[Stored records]
• • • • •

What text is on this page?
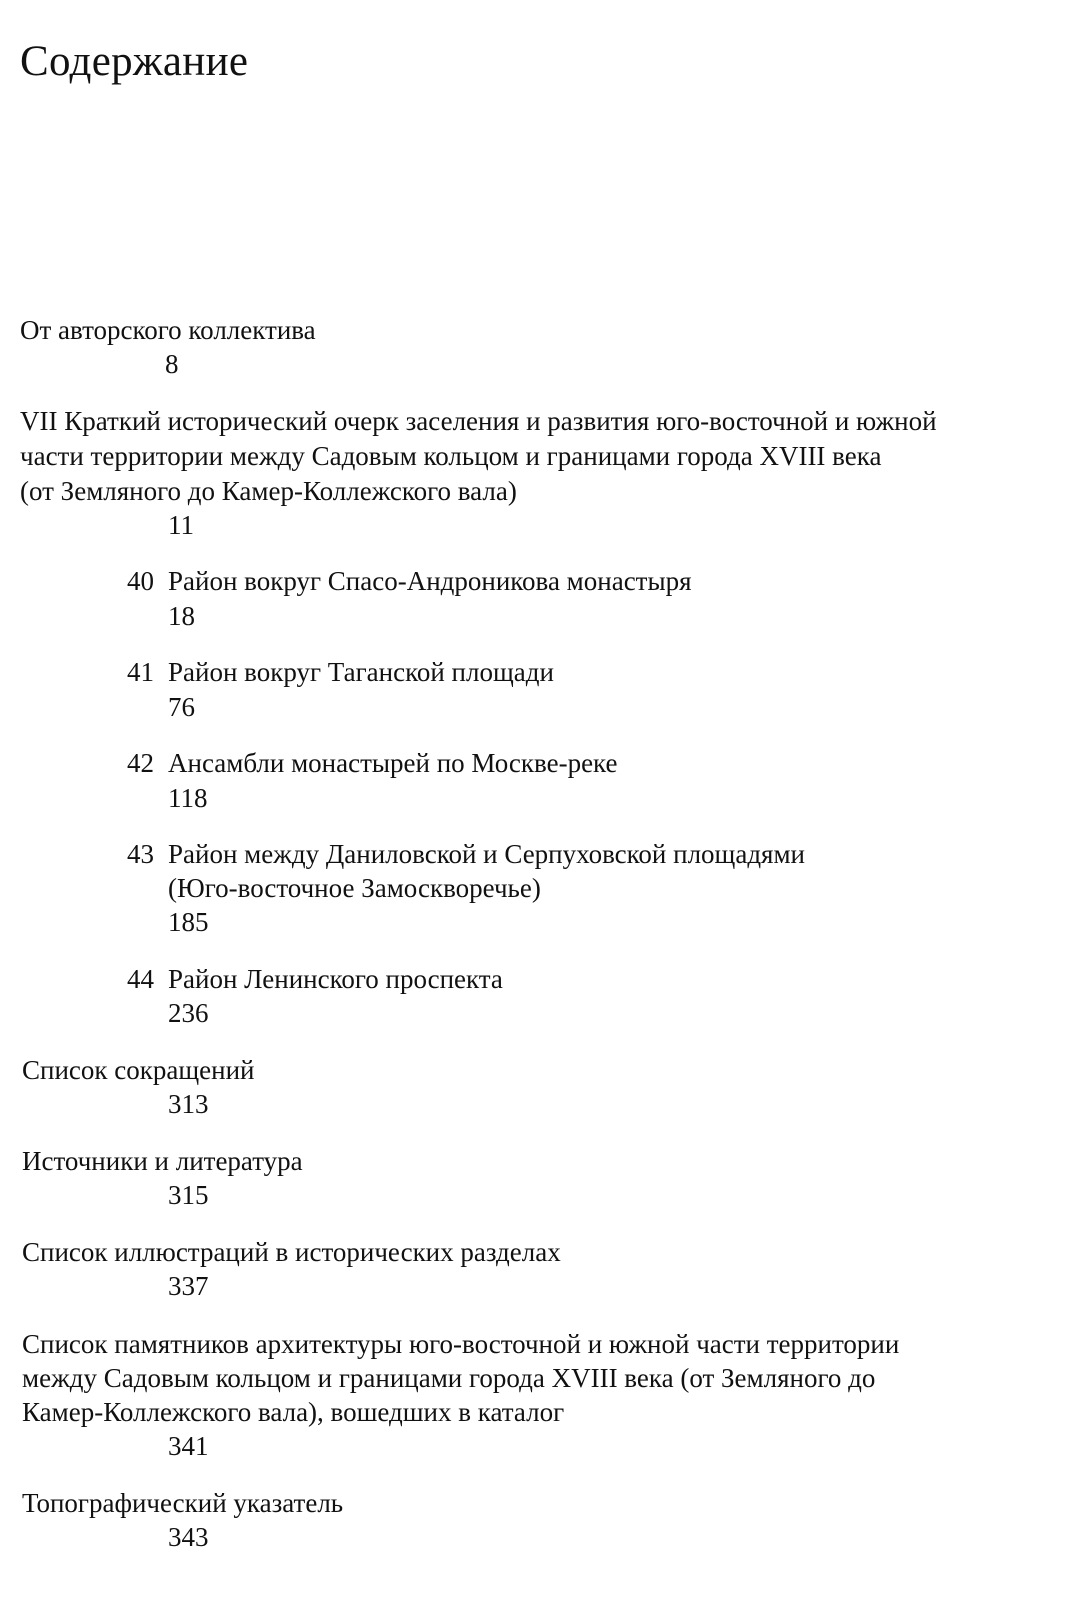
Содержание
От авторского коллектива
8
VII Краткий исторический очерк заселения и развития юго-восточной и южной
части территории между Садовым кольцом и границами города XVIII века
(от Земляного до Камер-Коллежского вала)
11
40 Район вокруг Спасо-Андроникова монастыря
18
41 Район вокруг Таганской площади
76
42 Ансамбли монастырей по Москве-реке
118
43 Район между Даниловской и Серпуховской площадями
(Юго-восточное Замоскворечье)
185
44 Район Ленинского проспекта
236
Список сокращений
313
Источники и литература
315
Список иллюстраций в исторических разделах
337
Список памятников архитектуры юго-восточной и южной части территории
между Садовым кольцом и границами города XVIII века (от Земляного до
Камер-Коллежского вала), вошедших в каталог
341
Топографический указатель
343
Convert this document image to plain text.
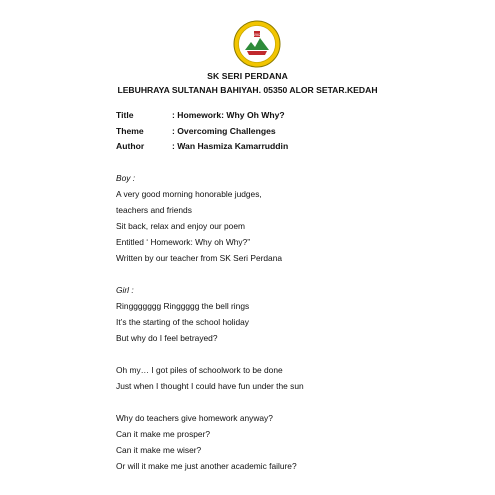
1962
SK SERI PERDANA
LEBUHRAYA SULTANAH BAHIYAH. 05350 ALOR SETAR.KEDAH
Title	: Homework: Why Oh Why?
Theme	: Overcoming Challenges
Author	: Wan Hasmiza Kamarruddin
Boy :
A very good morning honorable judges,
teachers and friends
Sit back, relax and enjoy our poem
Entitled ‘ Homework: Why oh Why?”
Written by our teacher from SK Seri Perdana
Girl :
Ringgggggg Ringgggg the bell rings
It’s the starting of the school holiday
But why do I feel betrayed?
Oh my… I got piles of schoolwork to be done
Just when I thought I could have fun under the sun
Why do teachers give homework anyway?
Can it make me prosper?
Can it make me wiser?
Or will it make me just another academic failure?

• • • • •

**Goal of the exercise**
Print out the lines exactly, skipping any picture.

**Solution to the problem**
What text is on this page?
Содержание
От авторского коллектива
8
VII Краткий исторический очерк заселения и развития юго-восточной и южной
части территории между Садовым кольцом и границами города XVIII века
(от Земляного до Камер-Коллежского вала)
11
40 Район вокруг Спасо-Андроникова монастыря
18
41 Район вокруг Таганской площади
76
42 Ансамбли монастырей по Москве-реке
118
43 Район между Даниловской и Серпуховской площадями
(Юго-восточное Замоскворечье)
185
44 Район Ленинского проспекта
236
Список сокращений
313
Источники и литература
315
Список иллюстраций в исторических разделах
337
Список памятников архитектуры юго-восточной и южной части территории
между Садовым кольцом и границами города XVIII века (от Земляного до
Камер-Коллежского вала), вошедших в каталог
341
Топографический указатель
343
Convert this document image to plain text.
1962
SK SERI PERDANA
LEBUHRAYA SULTANAH BAHIYAH. 05350 ALOR SETAR.KEDAH
Title	: Homework: Why Oh Why?
Theme	: Overcoming Challenges
Author	: Wan Hasmiza Kamarruddin
Boy :
A very good morning honorable judges,
teachers and friends
Sit back, relax and enjoy our poem
Entitled ‘ Homework: Why oh Why?”
Written by our teacher from SK Seri Perdana
Girl :
Ringgggggg Ringgggg the bell rings
It’s the starting of the school holiday
But why do I feel betrayed?
Oh my… I got piles of schoolwork to be done
Just when I thought I could have fun under the sun
Why do teachers give homework anyway?
Can it make me prosper?
Can it make me wiser?
Or will it make me just another academic failure?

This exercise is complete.